§ Given request:
Pull out each line of the data that includes the word "this".

######

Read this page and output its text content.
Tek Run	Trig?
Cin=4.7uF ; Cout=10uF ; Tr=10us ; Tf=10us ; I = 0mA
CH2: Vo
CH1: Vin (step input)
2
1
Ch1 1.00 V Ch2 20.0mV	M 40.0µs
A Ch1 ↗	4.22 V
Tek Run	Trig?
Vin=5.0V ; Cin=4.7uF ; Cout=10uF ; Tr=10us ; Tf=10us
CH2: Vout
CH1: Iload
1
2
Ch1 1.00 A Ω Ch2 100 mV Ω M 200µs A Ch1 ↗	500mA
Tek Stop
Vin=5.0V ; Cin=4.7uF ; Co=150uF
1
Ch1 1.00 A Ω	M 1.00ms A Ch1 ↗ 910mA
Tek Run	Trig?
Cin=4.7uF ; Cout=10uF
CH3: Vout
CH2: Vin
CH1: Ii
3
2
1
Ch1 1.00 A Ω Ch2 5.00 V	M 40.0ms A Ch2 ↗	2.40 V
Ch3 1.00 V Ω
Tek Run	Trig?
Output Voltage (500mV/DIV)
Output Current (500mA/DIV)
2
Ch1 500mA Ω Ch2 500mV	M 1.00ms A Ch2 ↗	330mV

######

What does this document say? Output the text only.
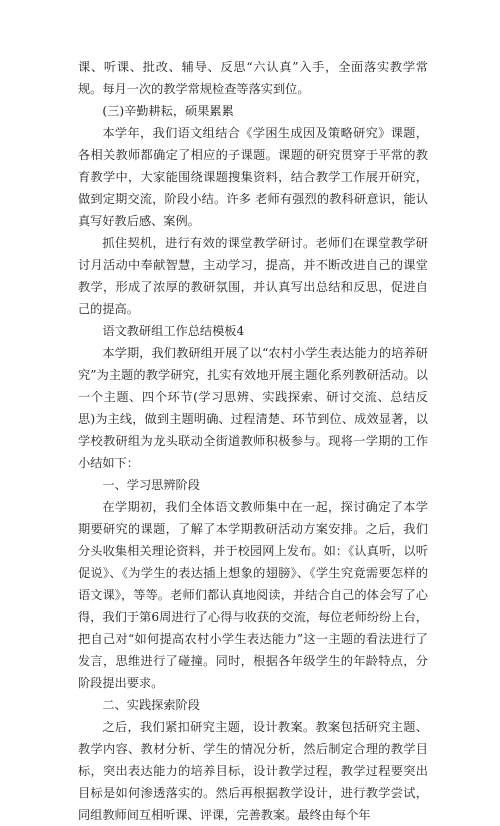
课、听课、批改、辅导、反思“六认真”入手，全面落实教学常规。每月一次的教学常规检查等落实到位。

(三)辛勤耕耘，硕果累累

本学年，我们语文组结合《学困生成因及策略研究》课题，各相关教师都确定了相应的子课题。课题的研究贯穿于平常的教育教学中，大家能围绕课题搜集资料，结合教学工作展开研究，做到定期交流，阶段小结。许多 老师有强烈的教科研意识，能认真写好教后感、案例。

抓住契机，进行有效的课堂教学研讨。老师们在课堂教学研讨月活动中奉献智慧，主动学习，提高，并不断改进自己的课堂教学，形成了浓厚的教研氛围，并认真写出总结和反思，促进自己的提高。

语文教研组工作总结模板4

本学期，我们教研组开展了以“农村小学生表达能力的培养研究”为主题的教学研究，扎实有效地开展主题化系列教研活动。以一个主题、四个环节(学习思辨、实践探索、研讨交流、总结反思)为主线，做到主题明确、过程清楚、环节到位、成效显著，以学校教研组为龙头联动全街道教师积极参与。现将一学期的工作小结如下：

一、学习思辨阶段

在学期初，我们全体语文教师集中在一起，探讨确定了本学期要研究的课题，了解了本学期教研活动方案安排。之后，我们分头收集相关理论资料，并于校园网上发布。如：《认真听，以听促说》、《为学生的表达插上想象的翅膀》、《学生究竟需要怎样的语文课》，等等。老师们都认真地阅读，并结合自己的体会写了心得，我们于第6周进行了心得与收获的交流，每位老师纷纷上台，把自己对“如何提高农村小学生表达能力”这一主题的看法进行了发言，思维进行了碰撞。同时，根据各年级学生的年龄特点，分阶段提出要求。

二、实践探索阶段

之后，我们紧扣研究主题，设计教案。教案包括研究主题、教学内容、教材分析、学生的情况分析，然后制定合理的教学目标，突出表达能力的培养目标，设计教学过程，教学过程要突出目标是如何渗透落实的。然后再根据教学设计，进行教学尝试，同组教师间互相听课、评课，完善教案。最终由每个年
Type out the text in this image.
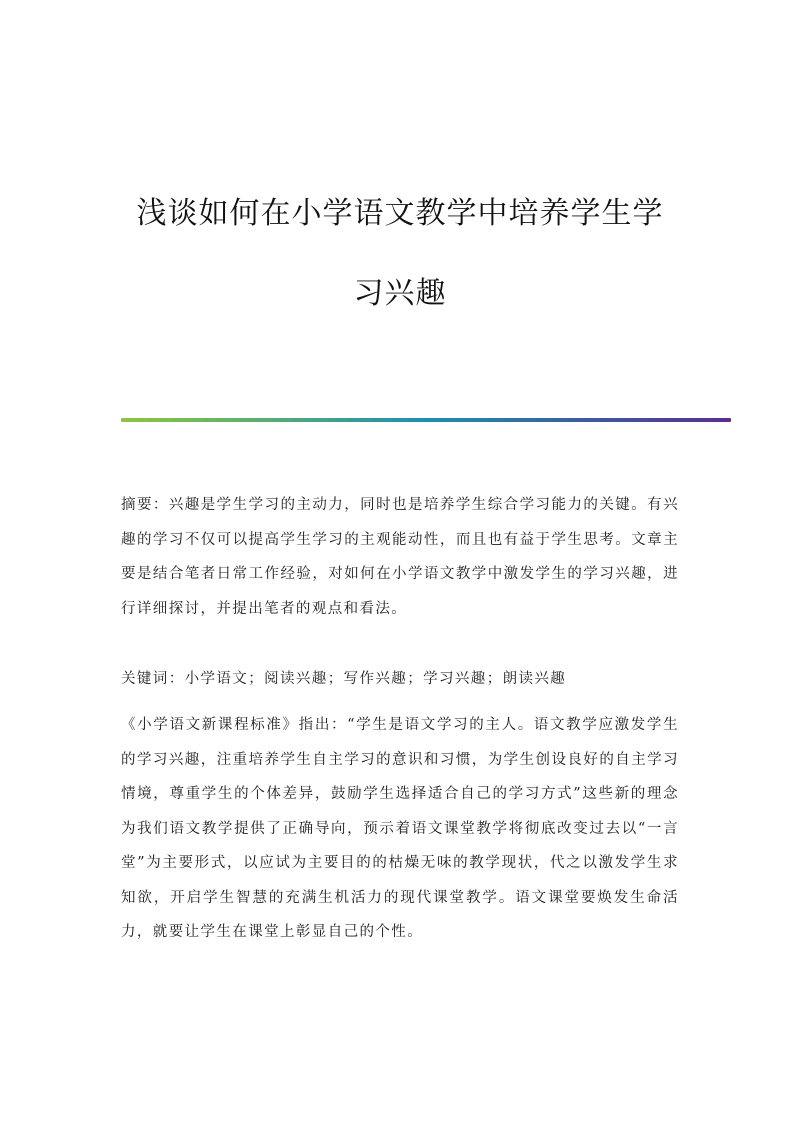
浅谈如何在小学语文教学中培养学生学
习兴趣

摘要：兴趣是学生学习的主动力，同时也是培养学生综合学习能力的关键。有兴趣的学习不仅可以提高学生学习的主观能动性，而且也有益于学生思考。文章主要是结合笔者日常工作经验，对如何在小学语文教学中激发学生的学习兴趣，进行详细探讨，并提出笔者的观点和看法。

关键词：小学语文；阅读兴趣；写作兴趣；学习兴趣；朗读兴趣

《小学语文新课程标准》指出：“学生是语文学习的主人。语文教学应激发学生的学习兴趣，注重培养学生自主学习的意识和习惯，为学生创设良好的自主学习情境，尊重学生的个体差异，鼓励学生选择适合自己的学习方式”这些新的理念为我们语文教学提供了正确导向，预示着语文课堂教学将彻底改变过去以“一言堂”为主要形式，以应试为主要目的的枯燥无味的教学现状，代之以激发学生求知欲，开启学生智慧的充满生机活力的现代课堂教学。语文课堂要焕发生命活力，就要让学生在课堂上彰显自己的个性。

######

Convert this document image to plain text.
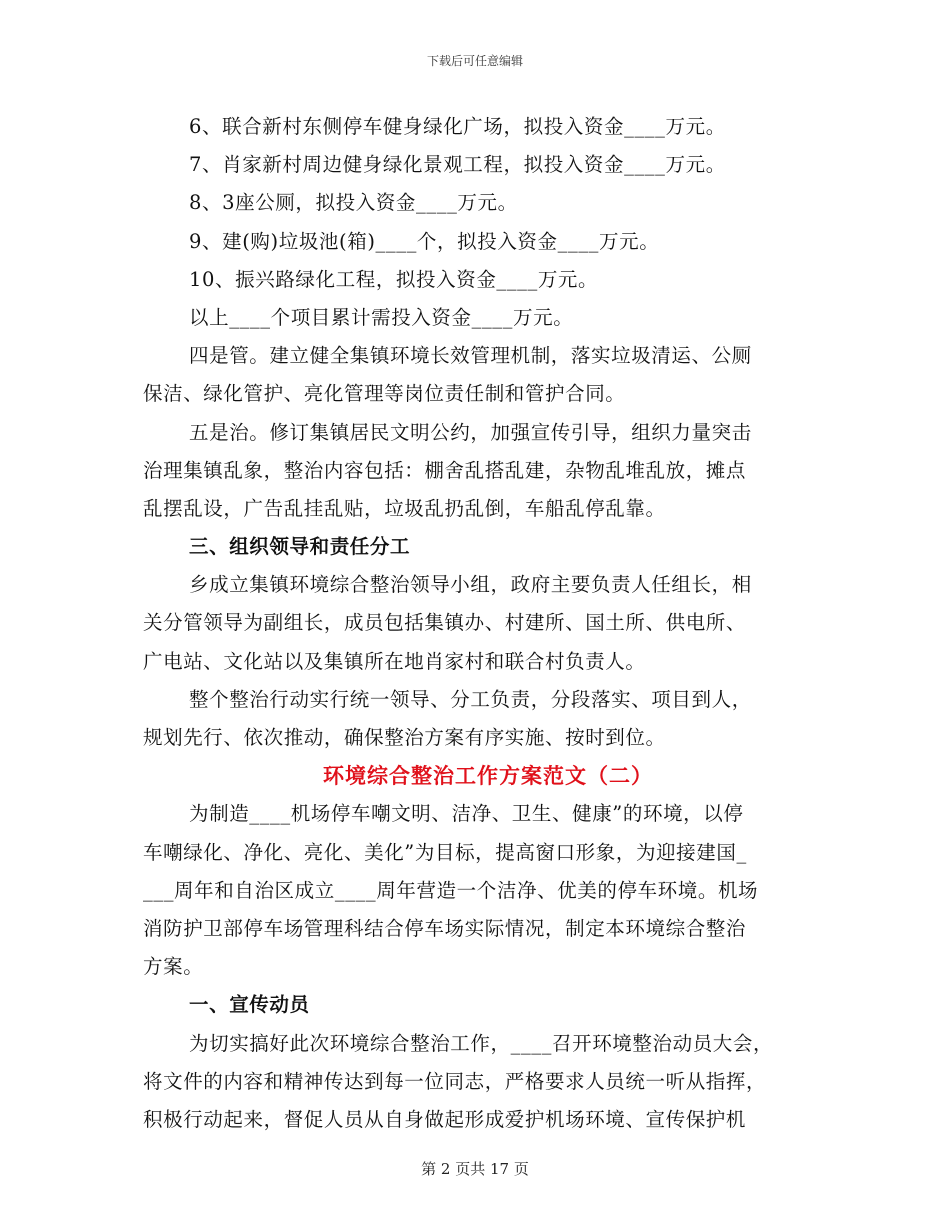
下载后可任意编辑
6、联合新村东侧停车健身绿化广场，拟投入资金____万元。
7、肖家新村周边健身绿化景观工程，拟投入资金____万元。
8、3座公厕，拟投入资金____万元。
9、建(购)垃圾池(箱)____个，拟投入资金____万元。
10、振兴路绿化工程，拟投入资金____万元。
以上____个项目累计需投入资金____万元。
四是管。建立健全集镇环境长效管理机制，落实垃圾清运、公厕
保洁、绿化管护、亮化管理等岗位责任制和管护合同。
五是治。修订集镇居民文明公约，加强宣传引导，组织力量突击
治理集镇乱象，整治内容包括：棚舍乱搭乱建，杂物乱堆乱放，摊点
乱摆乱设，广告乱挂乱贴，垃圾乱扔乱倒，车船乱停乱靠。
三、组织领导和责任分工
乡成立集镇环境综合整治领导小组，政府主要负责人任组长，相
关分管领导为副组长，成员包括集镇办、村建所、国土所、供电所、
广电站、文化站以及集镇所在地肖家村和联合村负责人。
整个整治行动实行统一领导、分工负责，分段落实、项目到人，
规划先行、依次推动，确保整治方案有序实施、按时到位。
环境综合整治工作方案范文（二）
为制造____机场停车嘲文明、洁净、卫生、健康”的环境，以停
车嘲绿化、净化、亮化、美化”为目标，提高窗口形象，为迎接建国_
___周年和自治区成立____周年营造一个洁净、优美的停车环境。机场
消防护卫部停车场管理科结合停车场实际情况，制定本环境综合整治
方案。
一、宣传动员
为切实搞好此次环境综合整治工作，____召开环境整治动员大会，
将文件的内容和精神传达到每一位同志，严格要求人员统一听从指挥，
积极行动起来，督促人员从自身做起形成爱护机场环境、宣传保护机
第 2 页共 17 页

######

§ Solution to the exercise:
Read this page and output its text content.
What does this document say? Output the text only.
Type out the text in this image.
Convert this document image to plain text.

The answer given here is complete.